* _Excerpt_:
Here’s what I’ve learned about when and where to find the good stuff.
The Rough Timeline
Wildflower timing varies year to year depending on weather, but here’s the general pattern I’ve observed in Kitsap:
Late February to Early March: Skunk cabbage appears in wetlands. It’s not pretty—it’s weird yellow and kind of smells—but it’s the first sign that spring is coming. I get unreasonably excited every year when I see the first one. Also in this window: the earliest Indian plum (osoberry) starts blooming, with those white drooping flower clusters that smell faintly sweet.
Mid-March: Salmonberry flowers—pink and delicate. These are everywhere along trail edges and in clearings. Trillium starts appearing in shadier spots. Red-flowering currant begins its show.
Late March to April: This is peak season. Trillium everywhere. Fawn lily (with the spotted leaves and yellow nodding flowers) in certain locations. Pacific bleeding heart in shady areas. Wood violet. False Solomon’s seal starting up.

* _Exercise_: Name each plant the Kitsap wildflower excerpt lists under "Late March to April."

* _Provided records_:
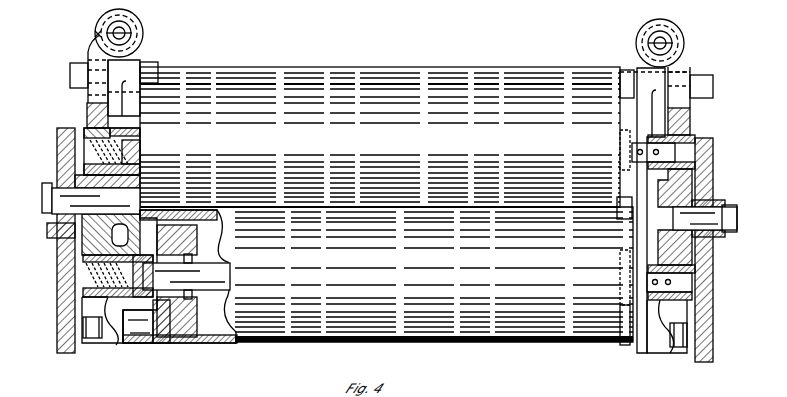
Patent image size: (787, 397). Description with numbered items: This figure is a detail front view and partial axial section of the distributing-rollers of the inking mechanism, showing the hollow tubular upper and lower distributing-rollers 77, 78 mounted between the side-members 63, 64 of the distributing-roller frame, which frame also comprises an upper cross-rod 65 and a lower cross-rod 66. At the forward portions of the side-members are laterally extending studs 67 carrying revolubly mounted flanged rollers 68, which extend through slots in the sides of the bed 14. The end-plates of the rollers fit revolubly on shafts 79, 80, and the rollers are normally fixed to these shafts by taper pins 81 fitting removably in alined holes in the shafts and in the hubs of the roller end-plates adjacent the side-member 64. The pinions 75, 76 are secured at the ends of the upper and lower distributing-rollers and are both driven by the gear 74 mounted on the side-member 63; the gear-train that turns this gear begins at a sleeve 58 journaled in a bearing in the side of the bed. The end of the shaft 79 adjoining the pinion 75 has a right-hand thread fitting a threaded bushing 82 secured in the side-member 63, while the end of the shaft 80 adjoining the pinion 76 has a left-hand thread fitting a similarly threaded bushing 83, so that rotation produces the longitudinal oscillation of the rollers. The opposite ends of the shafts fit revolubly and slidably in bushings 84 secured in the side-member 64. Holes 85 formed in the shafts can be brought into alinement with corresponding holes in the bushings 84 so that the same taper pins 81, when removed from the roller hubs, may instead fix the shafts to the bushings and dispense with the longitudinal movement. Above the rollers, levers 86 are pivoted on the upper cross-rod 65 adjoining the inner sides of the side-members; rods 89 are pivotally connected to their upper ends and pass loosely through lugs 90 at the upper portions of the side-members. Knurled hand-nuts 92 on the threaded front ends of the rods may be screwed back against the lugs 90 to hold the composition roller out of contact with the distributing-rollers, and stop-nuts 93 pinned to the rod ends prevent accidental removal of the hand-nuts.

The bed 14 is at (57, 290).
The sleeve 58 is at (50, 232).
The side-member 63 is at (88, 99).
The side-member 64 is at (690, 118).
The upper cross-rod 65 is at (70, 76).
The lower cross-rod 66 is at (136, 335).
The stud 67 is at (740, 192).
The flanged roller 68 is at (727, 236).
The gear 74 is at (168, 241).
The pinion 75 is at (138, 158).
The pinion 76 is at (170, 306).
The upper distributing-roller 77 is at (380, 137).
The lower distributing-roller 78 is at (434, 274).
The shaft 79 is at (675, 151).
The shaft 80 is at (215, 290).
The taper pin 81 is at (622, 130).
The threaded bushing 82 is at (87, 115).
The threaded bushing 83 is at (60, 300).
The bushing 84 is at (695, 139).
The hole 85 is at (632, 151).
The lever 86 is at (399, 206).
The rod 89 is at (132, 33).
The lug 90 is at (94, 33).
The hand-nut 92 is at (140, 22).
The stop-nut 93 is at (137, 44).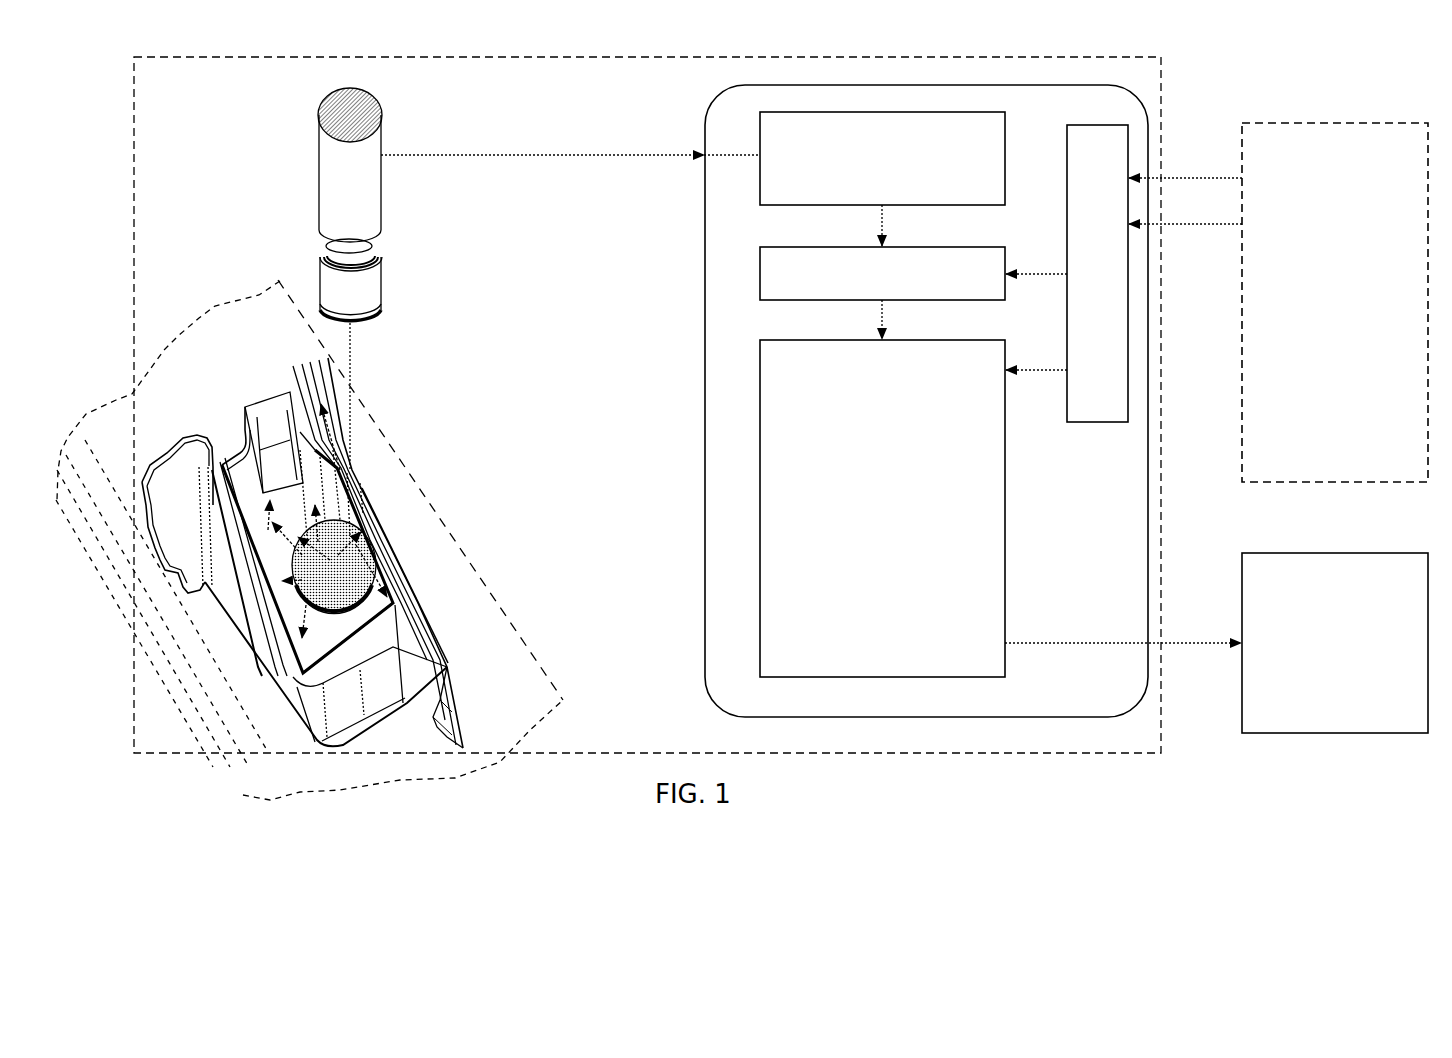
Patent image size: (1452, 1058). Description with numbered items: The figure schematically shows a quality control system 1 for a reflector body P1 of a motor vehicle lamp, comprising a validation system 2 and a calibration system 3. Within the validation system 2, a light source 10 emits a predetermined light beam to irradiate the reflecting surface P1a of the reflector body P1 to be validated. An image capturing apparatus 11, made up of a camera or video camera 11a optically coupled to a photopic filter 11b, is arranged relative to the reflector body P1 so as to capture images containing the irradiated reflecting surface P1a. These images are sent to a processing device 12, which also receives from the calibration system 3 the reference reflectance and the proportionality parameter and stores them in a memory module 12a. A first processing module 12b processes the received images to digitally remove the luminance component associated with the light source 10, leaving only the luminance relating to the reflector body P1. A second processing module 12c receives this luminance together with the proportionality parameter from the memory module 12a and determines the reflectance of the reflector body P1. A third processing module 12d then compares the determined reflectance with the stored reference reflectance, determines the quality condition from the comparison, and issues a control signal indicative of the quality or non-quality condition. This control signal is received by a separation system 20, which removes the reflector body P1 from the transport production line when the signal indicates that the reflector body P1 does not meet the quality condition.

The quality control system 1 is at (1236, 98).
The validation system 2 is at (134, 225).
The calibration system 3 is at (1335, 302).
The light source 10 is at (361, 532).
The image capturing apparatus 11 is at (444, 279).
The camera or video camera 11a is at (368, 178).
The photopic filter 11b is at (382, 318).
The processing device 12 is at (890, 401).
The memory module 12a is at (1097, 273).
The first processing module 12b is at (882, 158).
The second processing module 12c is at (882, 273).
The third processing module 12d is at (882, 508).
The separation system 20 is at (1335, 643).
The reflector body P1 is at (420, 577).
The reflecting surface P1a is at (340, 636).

* _Answer to this exercise_: Trillium, fawn lily, Pacific bleeding heart, wood violet, and false Solomon's seal.